Extracted data entries:

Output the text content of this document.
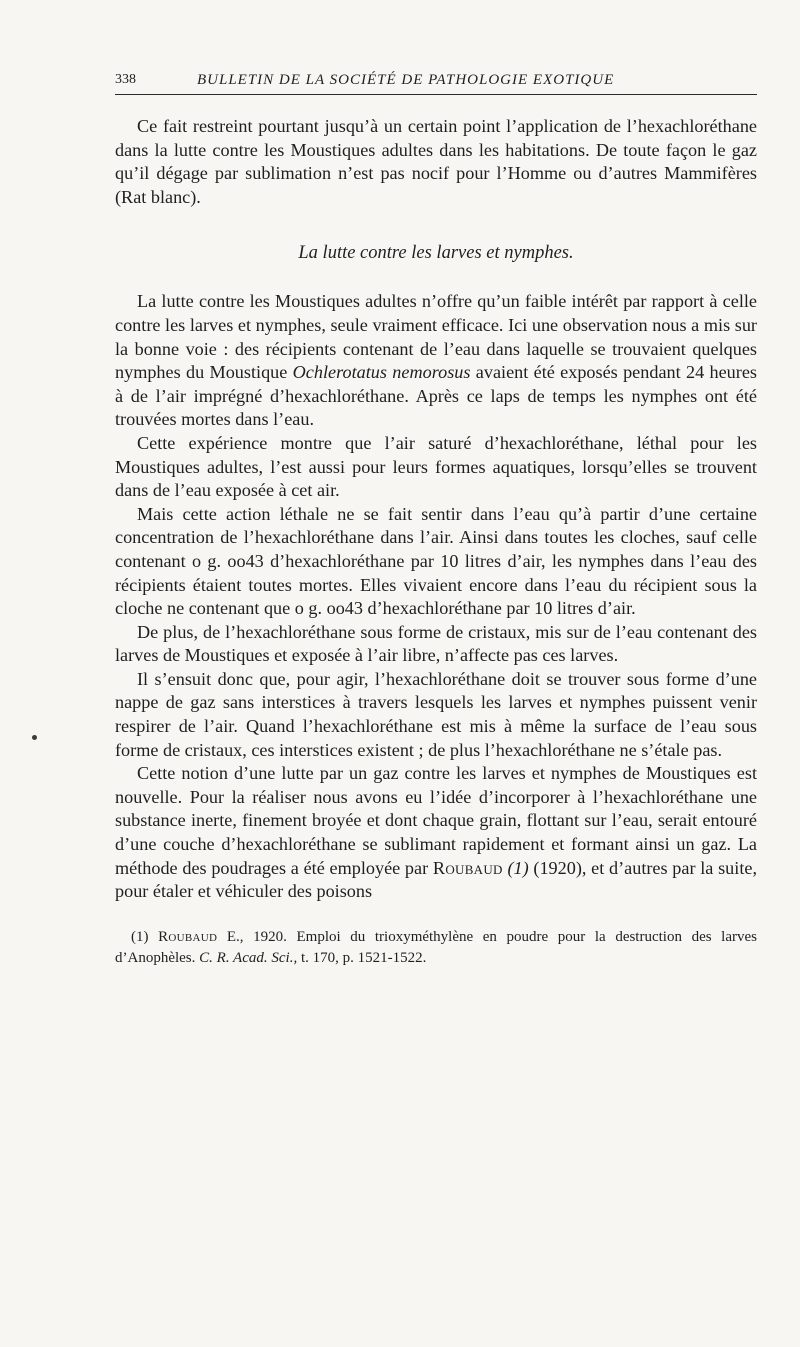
338	BULLETIN DE LA SOCIÉTÉ DE PATHOLOGIE EXOTIQUE

Ce fait restreint pourtant jusqu’à un certain point l’application de l’hexachloréthane dans la lutte contre les Moustiques adultes dans les habitations. De toute façon le gaz qu’il dégage par sublimation n’est pas nocif pour l’Homme ou d’autres Mammifères (Rat blanc).

La lutte contre les larves et nymphes.

La lutte contre les Moustiques adultes n’offre qu’un faible intérêt par rapport à celle contre les larves et nymphes, seule vraiment efficace. Ici une observation nous a mis sur la bonne voie : des récipients contenant de l’eau dans laquelle se trouvaient quelques nymphes du Moustique Ochlerotatus nemorosus avaient été exposés pendant 24 heures à de l’air imprégné d’hexachloréthane. Après ce laps de temps les nymphes ont été trouvées mortes dans l’eau.

Cette expérience montre que l’air saturé d’hexachloréthane, léthal pour les Moustiques adultes, l’est aussi pour leurs formes aquatiques, lorsqu’elles se trouvent dans de l’eau exposée à cet air.

Mais cette action léthale ne se fait sentir dans l’eau qu’à partir d’une certaine concentration de l’hexachloréthane dans l’air. Ainsi dans toutes les cloches, sauf celle contenant o g. oo43 d’hexachloréthane par 10 litres d’air, les nymphes dans l’eau des récipients étaient toutes mortes. Elles vivaient encore dans l’eau du récipient sous la cloche ne contenant que o g. oo43 d’hexachloréthane par 10 litres d’air.

De plus, de l’hexachloréthane sous forme de cristaux, mis sur de l’eau contenant des larves de Moustiques et exposée à l’air libre, n’affecte pas ces larves.

Il s’ensuit donc que, pour agir, l’hexachloréthane doit se trouver sous forme d’une nappe de gaz sans interstices à travers lesquels les larves et nymphes puissent venir respirer de l’air. Quand l’hexachloréthane est mis à même la surface de l’eau sous forme de cristaux, ces interstices existent ; de plus l’hexachloréthane ne s’étale pas.

Cette notion d’une lutte par un gaz contre les larves et nymphes de Moustiques est nouvelle. Pour la réaliser nous avons eu l’idée d’incorporer à l’hexachloréthane une substance inerte, finement broyée et dont chaque grain, flottant sur l’eau, serait entouré d’une couche d’hexachloréthane se sublimant rapidement et formant ainsi un gaz. La méthode des poudrages a été employée par Roubaud (1) (1920), et d’autres par la suite, pour étaler et véhiculer des poisons

(1) Roubaud E., 1920. Emploi du trioxyméthylène en poudre pour la destruction des larves d’Anophèles. C. R. Acad. Sci., t. 170, p. 1521-1522.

Directions for this task: Transcribe the full listing character for character. Pictures are excluded.

Full answer:
Output the text content of this document.
338	BULLETIN DE LA SOCIÉTÉ DE PATHOLOGIE EXOTIQUE

Ce fait restreint pourtant jusqu’à un certain point l’application de l’hexachloréthane dans la lutte contre les Moustiques adultes dans les habitations. De toute façon le gaz qu’il dégage par sublimation n’est pas nocif pour l’Homme ou d’autres Mammifères (Rat blanc).

La lutte contre les larves et nymphes.

La lutte contre les Moustiques adultes n’offre qu’un faible intérêt par rapport à celle contre les larves et nymphes, seule vraiment efficace. Ici une observation nous a mis sur la bonne voie : des récipients contenant de l’eau dans laquelle se trouvaient quelques nymphes du Moustique Ochlerotatus nemorosus avaient été exposés pendant 24 heures à de l’air imprégné d’hexachloréthane. Après ce laps de temps les nymphes ont été trouvées mortes dans l’eau.

Cette expérience montre que l’air saturé d’hexachloréthane, léthal pour les Moustiques adultes, l’est aussi pour leurs formes aquatiques, lorsqu’elles se trouvent dans de l’eau exposée à cet air.

Mais cette action léthale ne se fait sentir dans l’eau qu’à partir d’une certaine concentration de l’hexachloréthane dans l’air. Ainsi dans toutes les cloches, sauf celle contenant o g. oo43 d’hexachloréthane par 10 litres d’air, les nymphes dans l’eau des récipients étaient toutes mortes. Elles vivaient encore dans l’eau du récipient sous la cloche ne contenant que o g. oo43 d’hexachloréthane par 10 litres d’air.

De plus, de l’hexachloréthane sous forme de cristaux, mis sur de l’eau contenant des larves de Moustiques et exposée à l’air libre, n’affecte pas ces larves.

Il s’ensuit donc que, pour agir, l’hexachloréthane doit se trouver sous forme d’une nappe de gaz sans interstices à travers lesquels les larves et nymphes puissent venir respirer de l’air. Quand l’hexachloréthane est mis à même la surface de l’eau sous forme de cristaux, ces interstices existent ; de plus l’hexachloréthane ne s’étale pas.

Cette notion d’une lutte par un gaz contre les larves et nymphes de Moustiques est nouvelle. Pour la réaliser nous avons eu l’idée d’incorporer à l’hexachloréthane une substance inerte, finement broyée et dont chaque grain, flottant sur l’eau, serait entouré d’une couche d’hexachloréthane se sublimant rapidement et formant ainsi un gaz. La méthode des poudrages a été employée par Roubaud (1) (1920), et d’autres par la suite, pour étaler et véhiculer des poisons

(1) Roubaud E., 1920. Emploi du trioxyméthylène en poudre pour la destruction des larves d’Anophèles. C. R. Acad. Sci., t. 170, p. 1521-1522.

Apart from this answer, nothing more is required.